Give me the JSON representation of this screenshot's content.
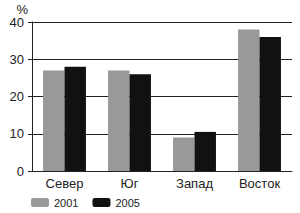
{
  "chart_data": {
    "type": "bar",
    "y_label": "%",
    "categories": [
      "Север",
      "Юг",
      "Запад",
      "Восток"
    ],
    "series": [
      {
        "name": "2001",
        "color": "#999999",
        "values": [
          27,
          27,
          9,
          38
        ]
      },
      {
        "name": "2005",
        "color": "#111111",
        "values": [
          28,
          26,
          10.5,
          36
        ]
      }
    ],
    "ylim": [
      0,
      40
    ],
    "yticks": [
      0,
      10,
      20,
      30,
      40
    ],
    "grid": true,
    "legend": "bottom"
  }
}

——————————

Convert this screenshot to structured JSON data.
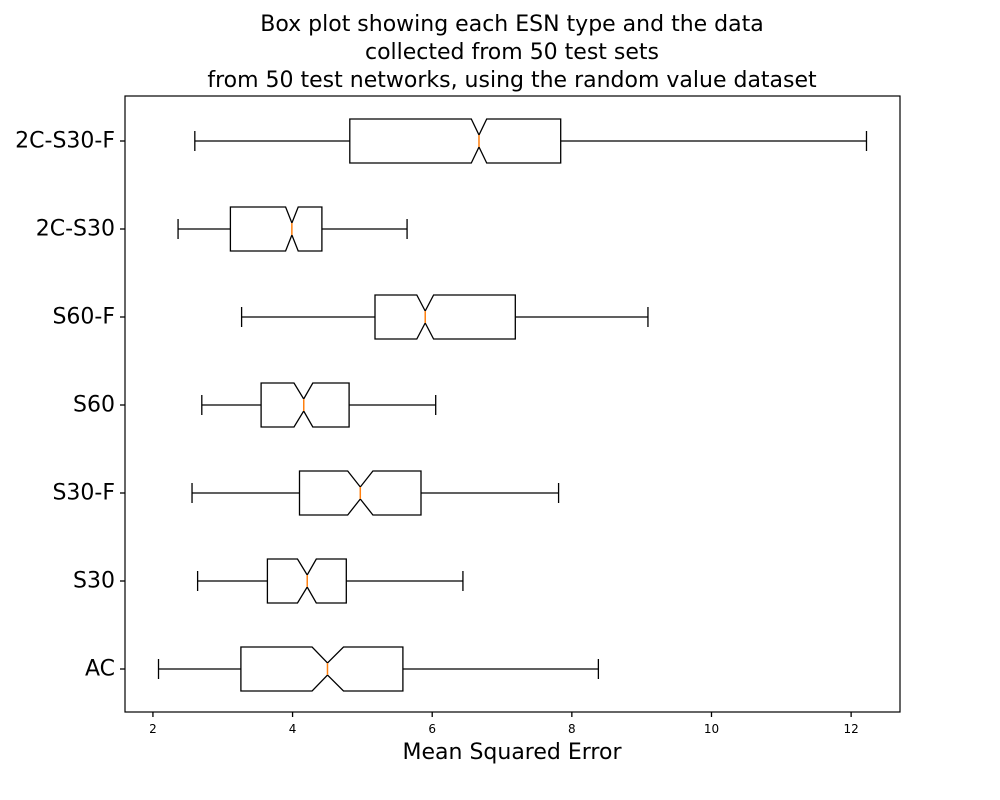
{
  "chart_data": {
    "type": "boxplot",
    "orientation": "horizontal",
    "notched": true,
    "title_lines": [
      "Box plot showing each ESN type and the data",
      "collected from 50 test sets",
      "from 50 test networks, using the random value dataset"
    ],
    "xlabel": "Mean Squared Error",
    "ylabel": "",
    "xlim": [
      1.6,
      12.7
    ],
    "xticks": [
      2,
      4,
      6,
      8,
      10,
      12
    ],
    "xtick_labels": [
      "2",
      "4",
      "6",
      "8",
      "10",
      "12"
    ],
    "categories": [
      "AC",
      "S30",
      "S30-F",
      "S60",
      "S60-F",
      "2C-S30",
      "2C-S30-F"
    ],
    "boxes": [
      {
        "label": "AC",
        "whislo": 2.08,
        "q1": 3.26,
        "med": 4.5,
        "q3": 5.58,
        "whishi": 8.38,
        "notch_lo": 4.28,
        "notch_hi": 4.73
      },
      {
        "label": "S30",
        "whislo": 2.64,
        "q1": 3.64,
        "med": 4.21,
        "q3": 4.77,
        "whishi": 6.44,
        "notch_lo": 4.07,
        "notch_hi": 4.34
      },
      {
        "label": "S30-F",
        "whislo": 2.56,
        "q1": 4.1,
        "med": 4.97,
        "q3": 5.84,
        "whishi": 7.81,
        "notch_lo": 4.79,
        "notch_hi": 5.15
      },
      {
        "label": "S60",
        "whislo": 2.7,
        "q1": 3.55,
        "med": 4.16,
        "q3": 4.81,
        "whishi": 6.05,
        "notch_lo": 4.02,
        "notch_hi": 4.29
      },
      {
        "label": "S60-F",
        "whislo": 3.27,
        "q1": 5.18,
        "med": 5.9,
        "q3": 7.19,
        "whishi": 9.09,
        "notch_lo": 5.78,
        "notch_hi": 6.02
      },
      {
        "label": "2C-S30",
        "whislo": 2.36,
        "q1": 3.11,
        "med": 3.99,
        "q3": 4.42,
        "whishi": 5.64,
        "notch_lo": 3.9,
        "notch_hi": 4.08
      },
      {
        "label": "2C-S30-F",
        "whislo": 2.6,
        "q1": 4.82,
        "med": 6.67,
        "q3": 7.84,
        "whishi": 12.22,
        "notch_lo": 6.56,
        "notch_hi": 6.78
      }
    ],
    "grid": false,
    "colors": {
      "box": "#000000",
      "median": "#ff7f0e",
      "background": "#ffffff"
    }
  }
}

——————————

* _Exercise aim_
Go through the listing above and return every line where the word "JSON" occurs.

* _Result for this task_
Give me the JSON representation of this screenshot's content.
Convert this screenshot to structured JSON data.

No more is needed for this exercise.